[Data entries]
§

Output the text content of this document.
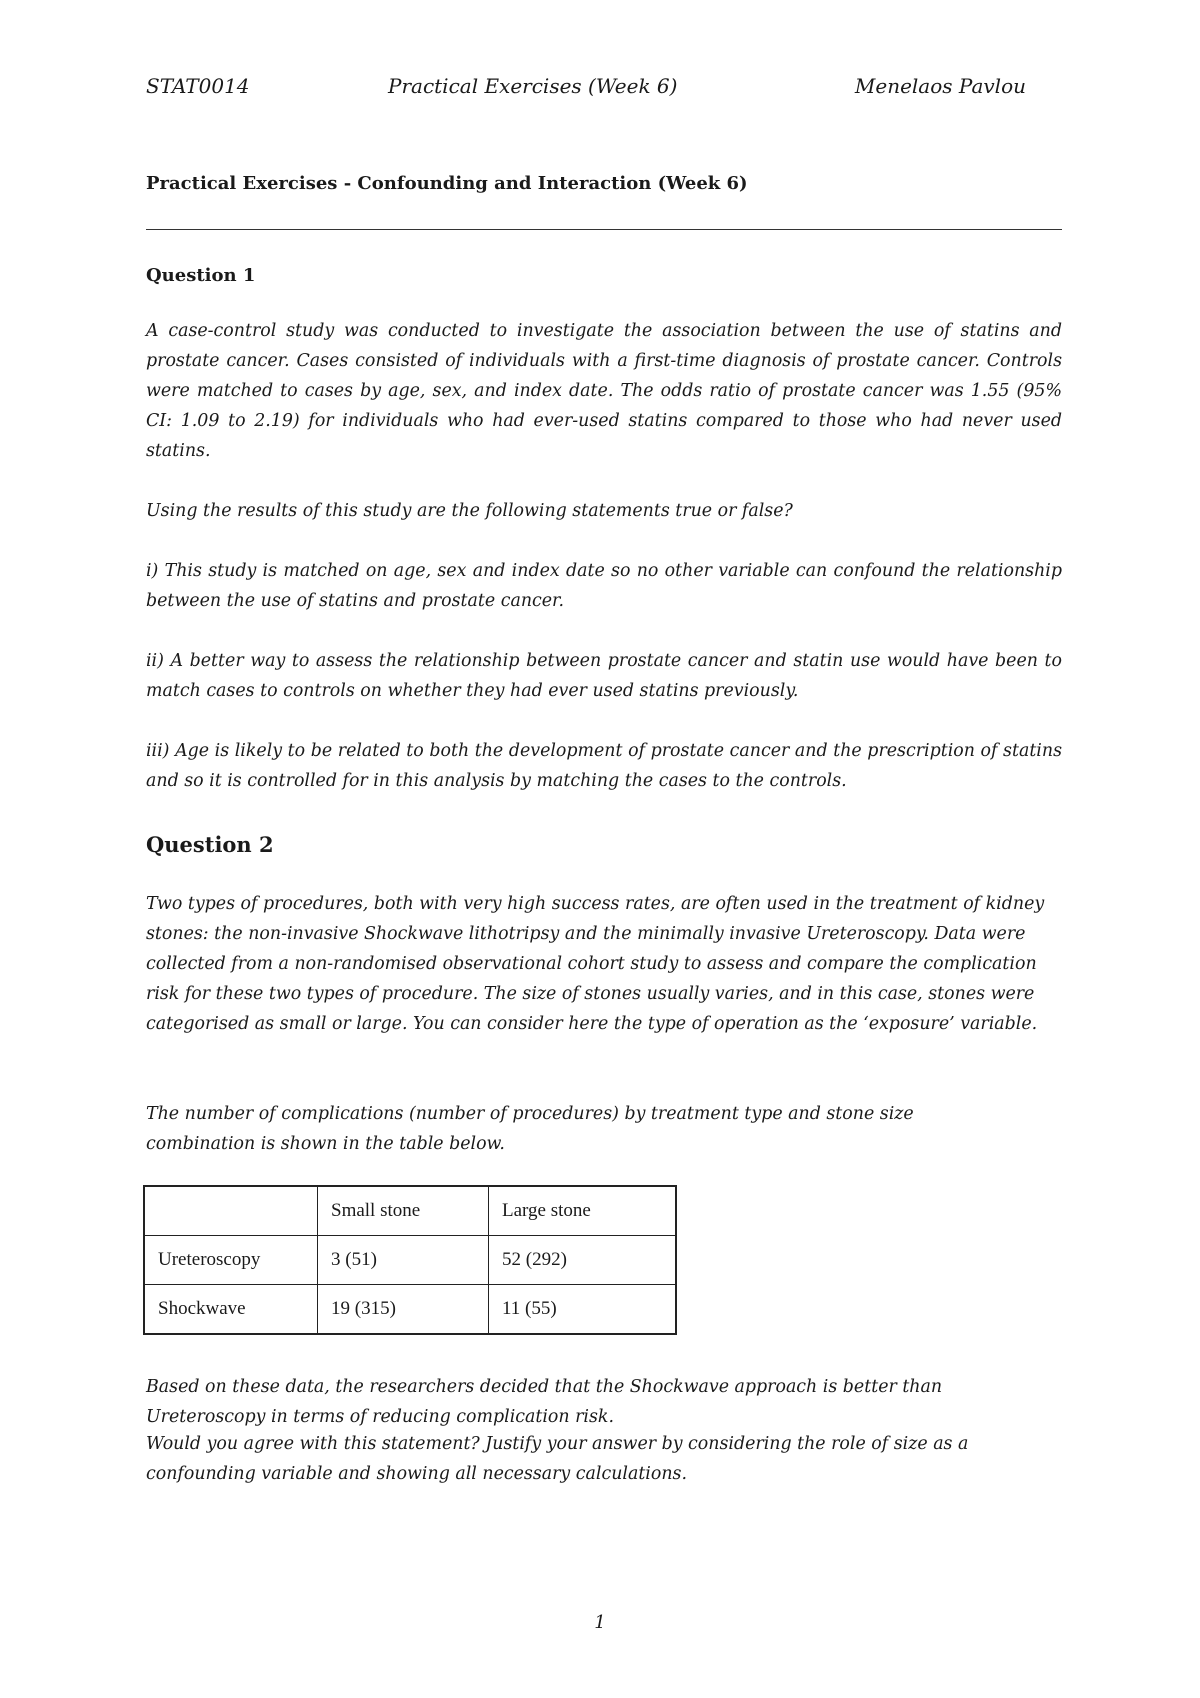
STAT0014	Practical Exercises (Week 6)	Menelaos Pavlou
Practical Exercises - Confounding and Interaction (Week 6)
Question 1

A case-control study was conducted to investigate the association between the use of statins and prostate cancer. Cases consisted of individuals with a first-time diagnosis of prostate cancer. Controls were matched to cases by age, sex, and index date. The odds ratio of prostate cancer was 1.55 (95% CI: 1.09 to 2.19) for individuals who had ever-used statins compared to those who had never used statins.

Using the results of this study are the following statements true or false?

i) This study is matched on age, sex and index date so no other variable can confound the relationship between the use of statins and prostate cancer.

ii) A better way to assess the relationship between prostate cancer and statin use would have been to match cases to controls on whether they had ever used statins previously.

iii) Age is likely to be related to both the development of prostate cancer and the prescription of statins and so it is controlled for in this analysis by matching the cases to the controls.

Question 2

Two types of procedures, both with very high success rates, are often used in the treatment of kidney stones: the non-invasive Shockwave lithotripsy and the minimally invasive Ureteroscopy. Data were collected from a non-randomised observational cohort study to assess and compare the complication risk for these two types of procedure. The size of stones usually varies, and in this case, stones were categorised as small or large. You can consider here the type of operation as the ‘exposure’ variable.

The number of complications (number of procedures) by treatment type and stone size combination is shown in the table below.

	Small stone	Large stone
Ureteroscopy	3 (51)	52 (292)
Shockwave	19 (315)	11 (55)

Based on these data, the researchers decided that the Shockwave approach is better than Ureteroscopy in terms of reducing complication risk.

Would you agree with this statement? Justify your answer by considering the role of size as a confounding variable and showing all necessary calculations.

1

§

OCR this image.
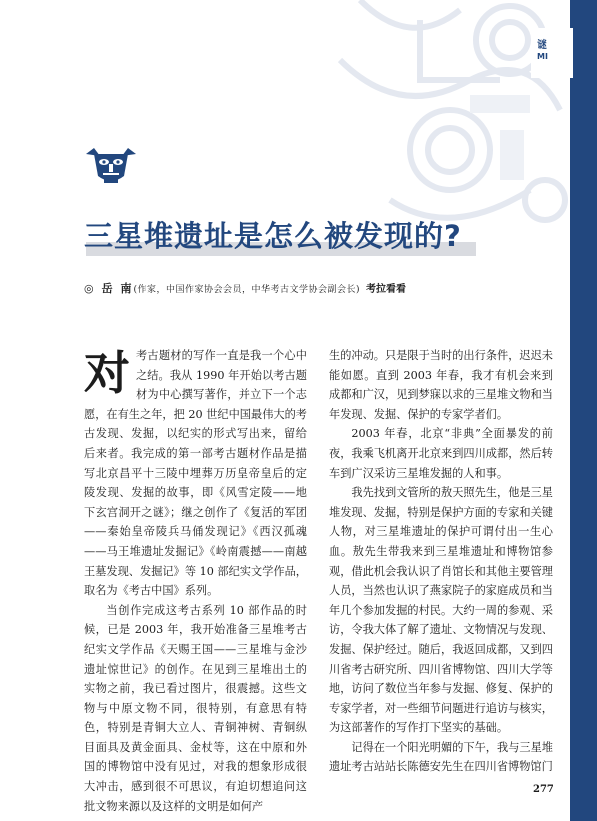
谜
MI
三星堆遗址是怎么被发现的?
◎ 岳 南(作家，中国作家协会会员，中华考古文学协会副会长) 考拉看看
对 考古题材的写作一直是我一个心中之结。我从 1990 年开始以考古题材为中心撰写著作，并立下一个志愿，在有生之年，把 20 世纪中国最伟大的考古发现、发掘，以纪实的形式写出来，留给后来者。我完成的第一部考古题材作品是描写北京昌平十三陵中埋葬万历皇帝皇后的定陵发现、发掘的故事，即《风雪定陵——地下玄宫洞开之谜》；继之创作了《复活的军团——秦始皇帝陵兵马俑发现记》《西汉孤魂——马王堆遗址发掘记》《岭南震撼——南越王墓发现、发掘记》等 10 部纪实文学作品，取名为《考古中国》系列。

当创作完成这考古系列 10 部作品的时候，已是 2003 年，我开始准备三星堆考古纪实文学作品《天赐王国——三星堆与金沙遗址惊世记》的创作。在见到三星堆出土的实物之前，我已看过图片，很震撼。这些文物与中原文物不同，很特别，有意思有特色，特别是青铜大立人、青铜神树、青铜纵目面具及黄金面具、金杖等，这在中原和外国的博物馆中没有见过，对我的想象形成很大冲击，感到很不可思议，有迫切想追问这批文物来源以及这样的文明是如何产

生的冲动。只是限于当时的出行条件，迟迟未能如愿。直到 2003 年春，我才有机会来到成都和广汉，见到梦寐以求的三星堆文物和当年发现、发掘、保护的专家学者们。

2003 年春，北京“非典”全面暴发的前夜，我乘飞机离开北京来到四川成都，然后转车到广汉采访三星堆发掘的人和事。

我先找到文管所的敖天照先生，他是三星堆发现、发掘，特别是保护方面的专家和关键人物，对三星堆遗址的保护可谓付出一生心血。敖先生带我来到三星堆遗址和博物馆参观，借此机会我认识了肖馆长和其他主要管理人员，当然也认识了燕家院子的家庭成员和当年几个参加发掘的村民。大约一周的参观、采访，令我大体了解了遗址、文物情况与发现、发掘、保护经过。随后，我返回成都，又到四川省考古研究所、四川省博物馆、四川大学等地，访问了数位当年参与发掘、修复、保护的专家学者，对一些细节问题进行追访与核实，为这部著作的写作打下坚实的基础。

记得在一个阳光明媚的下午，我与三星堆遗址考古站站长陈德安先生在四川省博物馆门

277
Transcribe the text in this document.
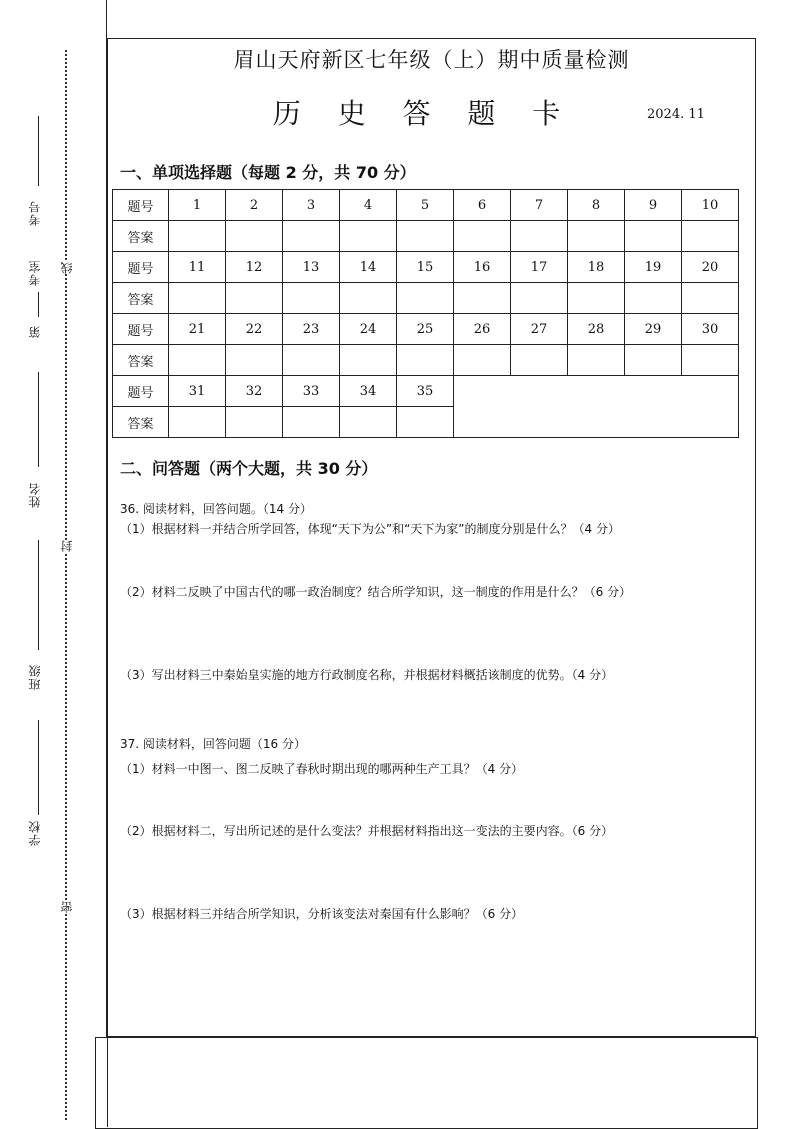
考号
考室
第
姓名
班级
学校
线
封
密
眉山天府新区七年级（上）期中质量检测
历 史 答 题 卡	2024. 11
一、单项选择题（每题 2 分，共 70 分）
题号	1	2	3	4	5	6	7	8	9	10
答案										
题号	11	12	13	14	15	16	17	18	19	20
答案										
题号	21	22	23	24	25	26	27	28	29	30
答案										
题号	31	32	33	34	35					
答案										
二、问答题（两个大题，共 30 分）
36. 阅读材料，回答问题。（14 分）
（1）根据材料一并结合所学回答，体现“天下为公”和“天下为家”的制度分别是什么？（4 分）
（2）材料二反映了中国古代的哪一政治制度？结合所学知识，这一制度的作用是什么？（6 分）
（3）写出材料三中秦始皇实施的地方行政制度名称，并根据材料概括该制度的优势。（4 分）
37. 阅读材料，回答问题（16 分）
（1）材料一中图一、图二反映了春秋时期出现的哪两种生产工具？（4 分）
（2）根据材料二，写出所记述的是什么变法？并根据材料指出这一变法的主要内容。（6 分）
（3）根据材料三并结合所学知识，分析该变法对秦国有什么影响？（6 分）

§

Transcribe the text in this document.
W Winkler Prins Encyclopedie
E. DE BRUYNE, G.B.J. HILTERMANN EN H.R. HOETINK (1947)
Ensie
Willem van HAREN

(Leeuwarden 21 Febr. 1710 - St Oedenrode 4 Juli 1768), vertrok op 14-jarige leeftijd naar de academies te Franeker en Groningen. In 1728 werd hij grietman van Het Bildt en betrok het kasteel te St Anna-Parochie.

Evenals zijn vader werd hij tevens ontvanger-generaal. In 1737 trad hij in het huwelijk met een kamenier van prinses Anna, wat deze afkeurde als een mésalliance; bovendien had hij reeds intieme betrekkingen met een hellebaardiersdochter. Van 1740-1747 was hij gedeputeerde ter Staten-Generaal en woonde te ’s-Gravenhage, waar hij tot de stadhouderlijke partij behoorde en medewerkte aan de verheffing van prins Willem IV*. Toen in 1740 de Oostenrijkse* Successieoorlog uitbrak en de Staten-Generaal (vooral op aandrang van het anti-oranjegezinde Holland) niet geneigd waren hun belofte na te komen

§

## [GOAL]
Extract every line above that contains the word "procedures".

## [EXERCISE ANSWER]
Two types of procedures, both with very high success rates, are often used in the treatment of kidney stones: the non-invasive Shockwave lithotripsy and the minimally invasive Ureteroscopy. Data were collected from a non-randomised observational cohort study to assess and compare the complication risk for these two types of procedure. The size of stones usually varies, and in this case, stones were categorised as small or large. You can consider here the type of operation as the ‘exposure’ variable.
The number of complications (number of procedures) by treatment type and stone size combination is shown in the table below.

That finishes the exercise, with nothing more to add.